◆ Source material
════════════════

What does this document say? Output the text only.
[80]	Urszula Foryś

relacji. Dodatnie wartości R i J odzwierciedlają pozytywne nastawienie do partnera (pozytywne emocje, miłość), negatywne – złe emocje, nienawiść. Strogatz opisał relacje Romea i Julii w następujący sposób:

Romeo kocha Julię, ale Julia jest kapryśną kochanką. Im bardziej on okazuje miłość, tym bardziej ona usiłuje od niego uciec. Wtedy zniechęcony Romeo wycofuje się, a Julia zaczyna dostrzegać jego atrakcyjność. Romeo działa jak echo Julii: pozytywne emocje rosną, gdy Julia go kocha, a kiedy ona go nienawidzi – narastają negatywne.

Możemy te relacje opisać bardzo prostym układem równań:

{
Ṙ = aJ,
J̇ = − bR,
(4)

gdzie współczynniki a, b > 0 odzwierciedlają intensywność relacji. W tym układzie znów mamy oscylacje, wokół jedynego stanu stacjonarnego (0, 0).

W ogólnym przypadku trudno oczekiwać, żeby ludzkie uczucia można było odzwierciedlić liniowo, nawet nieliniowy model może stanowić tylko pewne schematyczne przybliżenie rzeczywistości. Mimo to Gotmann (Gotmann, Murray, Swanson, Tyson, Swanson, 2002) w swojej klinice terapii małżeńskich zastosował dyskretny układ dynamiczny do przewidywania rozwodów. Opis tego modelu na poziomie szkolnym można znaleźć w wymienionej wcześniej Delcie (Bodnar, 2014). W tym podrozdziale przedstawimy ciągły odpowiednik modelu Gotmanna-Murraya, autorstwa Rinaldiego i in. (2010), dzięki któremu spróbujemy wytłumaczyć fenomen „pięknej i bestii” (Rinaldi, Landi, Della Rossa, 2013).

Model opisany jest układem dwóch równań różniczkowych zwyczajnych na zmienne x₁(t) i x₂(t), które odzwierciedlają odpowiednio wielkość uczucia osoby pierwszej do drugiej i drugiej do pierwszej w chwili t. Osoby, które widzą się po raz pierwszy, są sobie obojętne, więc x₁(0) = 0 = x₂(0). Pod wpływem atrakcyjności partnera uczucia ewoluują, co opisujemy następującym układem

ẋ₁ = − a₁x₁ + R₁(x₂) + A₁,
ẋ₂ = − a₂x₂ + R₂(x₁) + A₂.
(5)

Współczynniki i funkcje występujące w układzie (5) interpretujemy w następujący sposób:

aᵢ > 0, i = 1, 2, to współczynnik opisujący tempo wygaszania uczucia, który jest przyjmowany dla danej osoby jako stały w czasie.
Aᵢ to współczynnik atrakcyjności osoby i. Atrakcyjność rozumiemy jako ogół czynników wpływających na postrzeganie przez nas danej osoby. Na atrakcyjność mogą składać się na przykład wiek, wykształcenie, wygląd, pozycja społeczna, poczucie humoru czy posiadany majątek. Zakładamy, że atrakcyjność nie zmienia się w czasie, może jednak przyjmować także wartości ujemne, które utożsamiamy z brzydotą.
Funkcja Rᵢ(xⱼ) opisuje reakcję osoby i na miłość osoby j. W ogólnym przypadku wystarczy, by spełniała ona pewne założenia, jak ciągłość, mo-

════════════════

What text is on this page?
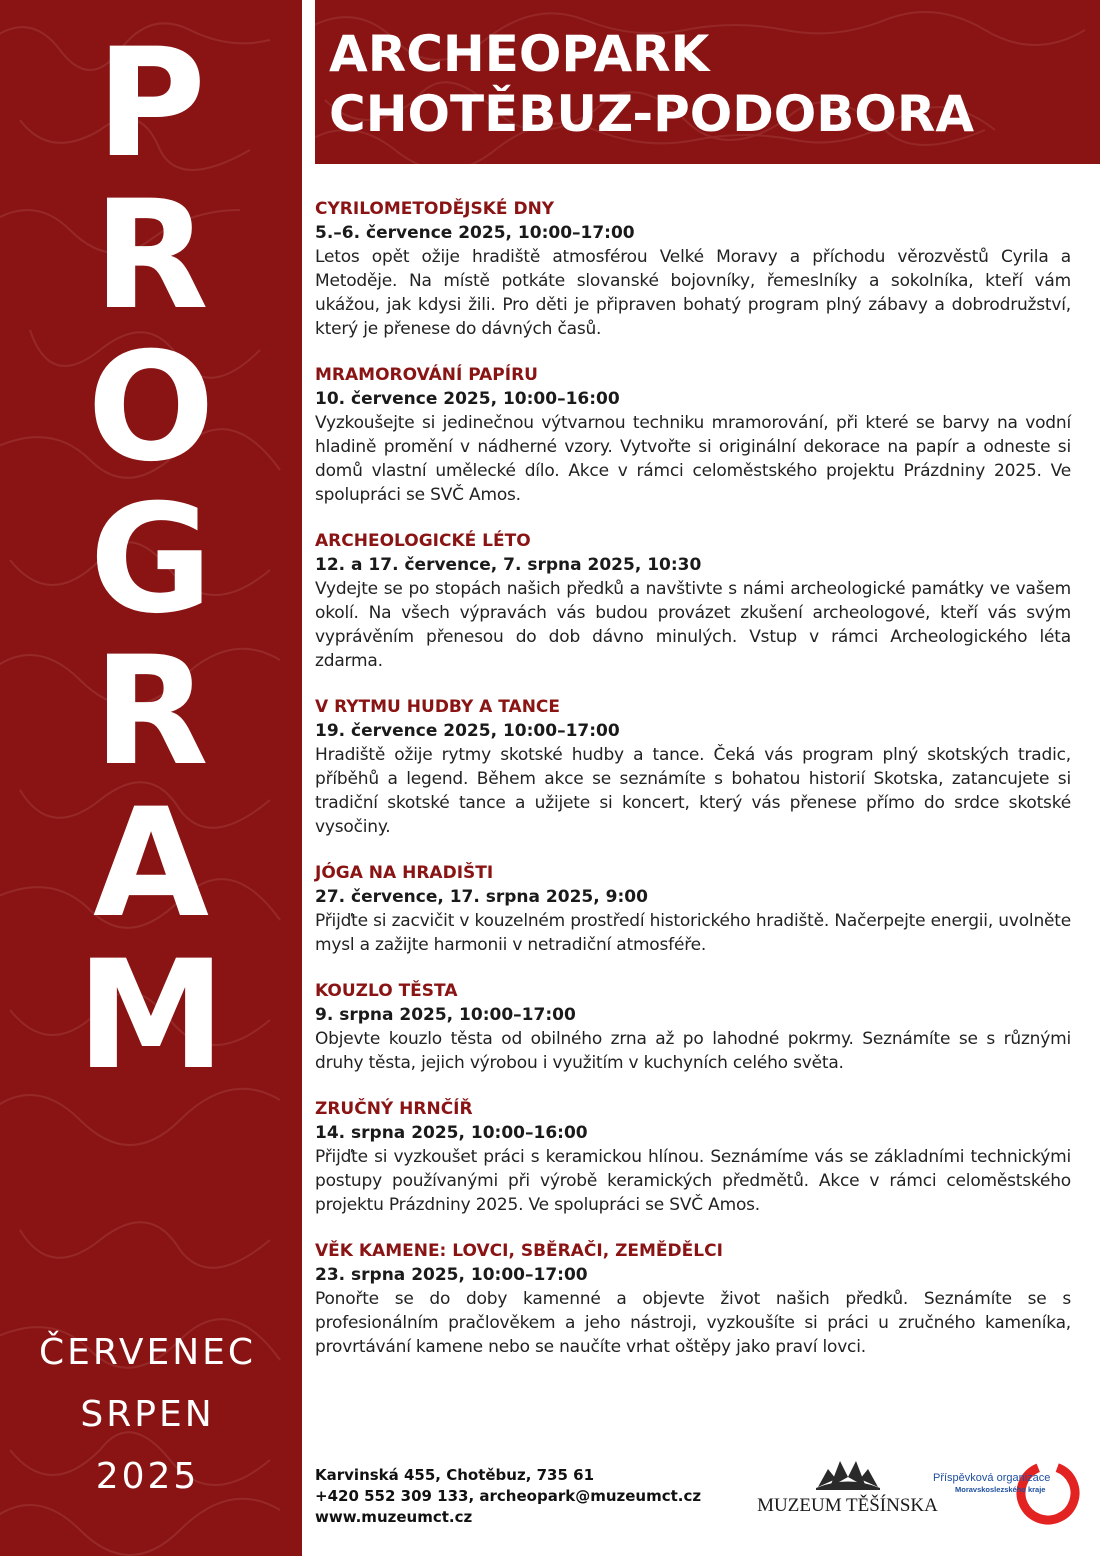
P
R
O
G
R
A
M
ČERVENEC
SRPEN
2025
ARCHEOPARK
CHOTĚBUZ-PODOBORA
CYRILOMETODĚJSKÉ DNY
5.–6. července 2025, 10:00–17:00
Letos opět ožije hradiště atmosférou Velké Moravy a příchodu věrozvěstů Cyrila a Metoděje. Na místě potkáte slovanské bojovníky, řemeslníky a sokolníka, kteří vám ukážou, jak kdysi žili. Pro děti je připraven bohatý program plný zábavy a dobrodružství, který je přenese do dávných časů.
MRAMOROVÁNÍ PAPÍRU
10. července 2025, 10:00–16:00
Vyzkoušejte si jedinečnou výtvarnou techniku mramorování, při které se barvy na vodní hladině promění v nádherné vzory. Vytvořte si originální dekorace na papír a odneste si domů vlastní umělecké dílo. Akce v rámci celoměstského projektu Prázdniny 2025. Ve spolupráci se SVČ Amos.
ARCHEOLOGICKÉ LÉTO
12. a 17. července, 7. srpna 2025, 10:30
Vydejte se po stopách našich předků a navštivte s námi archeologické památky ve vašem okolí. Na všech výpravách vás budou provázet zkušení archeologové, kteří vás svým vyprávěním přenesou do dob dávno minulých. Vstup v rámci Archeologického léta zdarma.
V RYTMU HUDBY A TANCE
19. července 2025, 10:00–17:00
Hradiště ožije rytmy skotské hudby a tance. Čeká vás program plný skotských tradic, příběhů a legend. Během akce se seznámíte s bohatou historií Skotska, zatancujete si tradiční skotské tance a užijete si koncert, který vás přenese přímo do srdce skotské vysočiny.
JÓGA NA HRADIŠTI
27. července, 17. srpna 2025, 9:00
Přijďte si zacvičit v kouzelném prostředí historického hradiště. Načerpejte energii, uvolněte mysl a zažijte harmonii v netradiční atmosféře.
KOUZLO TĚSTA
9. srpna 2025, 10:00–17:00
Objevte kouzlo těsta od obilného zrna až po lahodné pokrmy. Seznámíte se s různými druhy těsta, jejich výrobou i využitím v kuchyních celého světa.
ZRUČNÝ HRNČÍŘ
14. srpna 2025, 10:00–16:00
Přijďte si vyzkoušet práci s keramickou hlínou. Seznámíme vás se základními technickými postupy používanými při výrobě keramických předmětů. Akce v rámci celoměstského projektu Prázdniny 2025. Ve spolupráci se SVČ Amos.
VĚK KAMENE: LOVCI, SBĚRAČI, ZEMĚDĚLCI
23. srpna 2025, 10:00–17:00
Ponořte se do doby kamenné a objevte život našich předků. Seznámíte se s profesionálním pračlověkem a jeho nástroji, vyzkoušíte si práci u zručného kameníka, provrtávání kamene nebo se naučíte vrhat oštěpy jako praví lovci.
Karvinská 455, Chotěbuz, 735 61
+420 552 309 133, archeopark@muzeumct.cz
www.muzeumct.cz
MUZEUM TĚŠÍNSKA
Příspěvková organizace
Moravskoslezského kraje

════════════════

◆ What to produce
Search the listing for the string "pozytywne". Copy each line where it turns up.

◆ The response
relacji. Dodatnie wartości R i J odzwierciedlają pozytywne nastawienie do partnera (pozytywne emocje, miłość), negatywne – złe emocje, nienawiść. Strogatz opisał relacje Romea i Julii w następujący sposób:
Romeo kocha Julię, ale Julia jest kapryśną kochanką. Im bardziej on okazuje miłość, tym bardziej ona usiłuje od niego uciec. Wtedy zniechęcony Romeo wycofuje się, a Julia zaczyna dostrzegać jego atrakcyjność. Romeo działa jak echo Julii: pozytywne emocje rosną, gdy Julia go kocha, a kiedy ona go nienawidzi – narastają negatywne.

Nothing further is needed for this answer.